**Exercise task**
Report how many lines in the records hold the string "name"; give the number and nothing else.
+-------+
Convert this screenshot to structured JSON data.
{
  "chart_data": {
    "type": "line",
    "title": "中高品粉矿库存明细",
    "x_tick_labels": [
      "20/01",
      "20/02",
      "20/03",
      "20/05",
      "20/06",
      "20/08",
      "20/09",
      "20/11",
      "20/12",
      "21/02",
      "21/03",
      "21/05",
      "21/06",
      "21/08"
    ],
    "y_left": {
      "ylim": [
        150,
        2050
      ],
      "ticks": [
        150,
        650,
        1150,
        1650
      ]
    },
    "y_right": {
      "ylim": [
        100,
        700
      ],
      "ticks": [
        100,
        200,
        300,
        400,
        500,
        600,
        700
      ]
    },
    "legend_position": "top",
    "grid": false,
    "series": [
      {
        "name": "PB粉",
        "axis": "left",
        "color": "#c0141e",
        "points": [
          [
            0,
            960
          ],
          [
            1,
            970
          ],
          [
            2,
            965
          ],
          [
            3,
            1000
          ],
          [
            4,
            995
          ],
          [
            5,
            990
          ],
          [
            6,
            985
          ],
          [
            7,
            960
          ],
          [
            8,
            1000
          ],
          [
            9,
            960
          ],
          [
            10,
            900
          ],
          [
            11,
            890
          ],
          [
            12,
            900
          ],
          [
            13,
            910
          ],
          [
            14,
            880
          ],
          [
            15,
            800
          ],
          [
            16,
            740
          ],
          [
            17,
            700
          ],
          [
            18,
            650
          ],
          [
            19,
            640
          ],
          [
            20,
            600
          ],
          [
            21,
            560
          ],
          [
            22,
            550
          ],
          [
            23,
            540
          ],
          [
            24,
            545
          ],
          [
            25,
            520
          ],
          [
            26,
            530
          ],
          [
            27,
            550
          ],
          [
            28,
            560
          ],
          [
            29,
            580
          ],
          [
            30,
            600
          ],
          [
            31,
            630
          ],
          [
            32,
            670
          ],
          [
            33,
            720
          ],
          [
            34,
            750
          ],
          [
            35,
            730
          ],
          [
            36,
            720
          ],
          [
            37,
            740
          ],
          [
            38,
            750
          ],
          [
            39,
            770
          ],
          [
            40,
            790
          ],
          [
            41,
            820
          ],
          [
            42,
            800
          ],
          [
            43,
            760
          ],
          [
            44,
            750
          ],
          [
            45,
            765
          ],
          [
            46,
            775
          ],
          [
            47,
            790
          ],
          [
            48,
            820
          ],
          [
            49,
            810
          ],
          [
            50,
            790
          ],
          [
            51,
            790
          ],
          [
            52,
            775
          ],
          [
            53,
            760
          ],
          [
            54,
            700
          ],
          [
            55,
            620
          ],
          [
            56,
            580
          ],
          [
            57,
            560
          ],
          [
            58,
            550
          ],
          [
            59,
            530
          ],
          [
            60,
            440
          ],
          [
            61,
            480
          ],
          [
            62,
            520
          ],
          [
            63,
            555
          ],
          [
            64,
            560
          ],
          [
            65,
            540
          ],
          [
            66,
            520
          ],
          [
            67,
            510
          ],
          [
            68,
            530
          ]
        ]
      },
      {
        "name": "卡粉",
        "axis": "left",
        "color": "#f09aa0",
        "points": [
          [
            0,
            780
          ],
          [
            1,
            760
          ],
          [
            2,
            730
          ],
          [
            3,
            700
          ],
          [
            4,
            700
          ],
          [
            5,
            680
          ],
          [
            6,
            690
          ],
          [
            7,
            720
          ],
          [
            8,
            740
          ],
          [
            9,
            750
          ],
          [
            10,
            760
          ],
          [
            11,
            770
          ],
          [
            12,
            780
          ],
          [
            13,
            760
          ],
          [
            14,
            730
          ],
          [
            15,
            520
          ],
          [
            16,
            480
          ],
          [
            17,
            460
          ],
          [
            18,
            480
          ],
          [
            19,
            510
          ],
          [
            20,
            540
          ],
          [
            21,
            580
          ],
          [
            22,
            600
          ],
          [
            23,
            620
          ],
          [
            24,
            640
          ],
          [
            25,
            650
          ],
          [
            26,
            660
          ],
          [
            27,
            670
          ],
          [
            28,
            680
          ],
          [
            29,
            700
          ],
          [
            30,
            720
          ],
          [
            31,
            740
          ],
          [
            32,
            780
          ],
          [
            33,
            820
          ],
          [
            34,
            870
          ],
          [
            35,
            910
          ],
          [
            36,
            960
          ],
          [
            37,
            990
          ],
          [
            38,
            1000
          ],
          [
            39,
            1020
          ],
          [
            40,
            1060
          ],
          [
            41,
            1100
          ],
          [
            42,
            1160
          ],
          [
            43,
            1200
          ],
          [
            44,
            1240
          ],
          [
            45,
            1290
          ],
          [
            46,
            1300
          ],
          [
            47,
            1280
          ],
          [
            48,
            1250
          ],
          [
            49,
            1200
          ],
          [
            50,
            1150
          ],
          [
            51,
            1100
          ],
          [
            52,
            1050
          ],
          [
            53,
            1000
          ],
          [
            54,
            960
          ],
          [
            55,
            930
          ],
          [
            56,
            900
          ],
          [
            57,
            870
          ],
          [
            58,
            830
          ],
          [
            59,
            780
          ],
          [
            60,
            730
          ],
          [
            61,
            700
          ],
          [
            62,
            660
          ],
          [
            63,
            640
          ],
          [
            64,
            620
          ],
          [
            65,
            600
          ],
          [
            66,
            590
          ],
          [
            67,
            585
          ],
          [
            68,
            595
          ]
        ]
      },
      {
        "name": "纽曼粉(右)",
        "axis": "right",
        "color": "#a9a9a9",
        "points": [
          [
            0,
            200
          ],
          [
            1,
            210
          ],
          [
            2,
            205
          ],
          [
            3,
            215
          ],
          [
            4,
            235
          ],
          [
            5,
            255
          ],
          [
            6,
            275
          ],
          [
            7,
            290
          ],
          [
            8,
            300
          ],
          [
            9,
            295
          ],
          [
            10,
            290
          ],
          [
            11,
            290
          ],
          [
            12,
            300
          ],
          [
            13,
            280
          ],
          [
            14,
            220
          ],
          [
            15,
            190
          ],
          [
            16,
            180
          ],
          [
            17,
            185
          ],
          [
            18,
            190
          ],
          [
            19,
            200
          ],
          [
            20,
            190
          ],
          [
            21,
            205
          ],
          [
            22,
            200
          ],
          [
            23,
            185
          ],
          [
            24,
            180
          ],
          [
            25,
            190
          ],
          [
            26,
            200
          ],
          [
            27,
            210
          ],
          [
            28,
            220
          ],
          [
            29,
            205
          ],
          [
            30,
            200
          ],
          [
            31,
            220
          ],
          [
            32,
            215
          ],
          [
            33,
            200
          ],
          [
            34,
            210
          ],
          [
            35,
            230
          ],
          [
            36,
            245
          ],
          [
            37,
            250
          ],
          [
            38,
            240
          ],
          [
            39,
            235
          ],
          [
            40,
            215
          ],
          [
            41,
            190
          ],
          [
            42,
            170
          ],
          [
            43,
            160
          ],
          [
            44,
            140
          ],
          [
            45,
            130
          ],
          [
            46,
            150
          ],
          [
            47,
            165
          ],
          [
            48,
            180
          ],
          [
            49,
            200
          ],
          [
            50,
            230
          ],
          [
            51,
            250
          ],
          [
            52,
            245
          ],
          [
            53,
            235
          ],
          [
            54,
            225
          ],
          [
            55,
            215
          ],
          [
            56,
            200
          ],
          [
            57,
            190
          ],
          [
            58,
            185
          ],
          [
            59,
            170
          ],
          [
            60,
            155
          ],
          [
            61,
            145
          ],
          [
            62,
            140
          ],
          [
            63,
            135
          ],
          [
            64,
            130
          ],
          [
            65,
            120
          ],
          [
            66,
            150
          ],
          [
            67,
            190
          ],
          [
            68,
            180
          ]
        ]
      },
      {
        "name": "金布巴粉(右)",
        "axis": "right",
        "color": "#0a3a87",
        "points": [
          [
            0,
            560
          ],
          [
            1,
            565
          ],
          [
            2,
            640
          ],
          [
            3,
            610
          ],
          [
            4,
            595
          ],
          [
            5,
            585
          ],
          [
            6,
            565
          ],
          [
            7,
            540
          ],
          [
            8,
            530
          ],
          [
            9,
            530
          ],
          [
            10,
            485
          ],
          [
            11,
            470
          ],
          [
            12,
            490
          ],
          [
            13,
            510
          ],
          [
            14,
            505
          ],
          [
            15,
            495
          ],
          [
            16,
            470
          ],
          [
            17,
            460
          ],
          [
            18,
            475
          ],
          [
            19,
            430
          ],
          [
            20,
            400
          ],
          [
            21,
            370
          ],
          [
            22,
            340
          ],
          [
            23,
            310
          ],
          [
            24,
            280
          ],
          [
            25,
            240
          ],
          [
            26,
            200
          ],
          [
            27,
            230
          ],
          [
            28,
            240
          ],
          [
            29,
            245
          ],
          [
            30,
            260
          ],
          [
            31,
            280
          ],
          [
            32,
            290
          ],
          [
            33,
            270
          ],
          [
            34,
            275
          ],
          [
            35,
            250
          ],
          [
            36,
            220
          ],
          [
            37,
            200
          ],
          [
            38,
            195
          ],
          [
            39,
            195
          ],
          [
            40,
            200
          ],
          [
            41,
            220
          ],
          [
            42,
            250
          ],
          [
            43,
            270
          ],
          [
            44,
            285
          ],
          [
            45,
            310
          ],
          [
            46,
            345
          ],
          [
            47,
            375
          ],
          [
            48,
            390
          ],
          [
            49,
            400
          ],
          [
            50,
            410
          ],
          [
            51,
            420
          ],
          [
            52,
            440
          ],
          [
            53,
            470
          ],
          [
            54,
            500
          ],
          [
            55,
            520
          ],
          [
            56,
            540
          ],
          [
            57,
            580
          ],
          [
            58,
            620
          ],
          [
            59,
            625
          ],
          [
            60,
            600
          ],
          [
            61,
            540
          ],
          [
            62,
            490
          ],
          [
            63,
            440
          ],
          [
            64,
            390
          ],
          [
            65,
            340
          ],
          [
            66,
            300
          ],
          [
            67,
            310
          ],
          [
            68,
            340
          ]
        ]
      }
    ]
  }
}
+-------+
**Exercise result**
4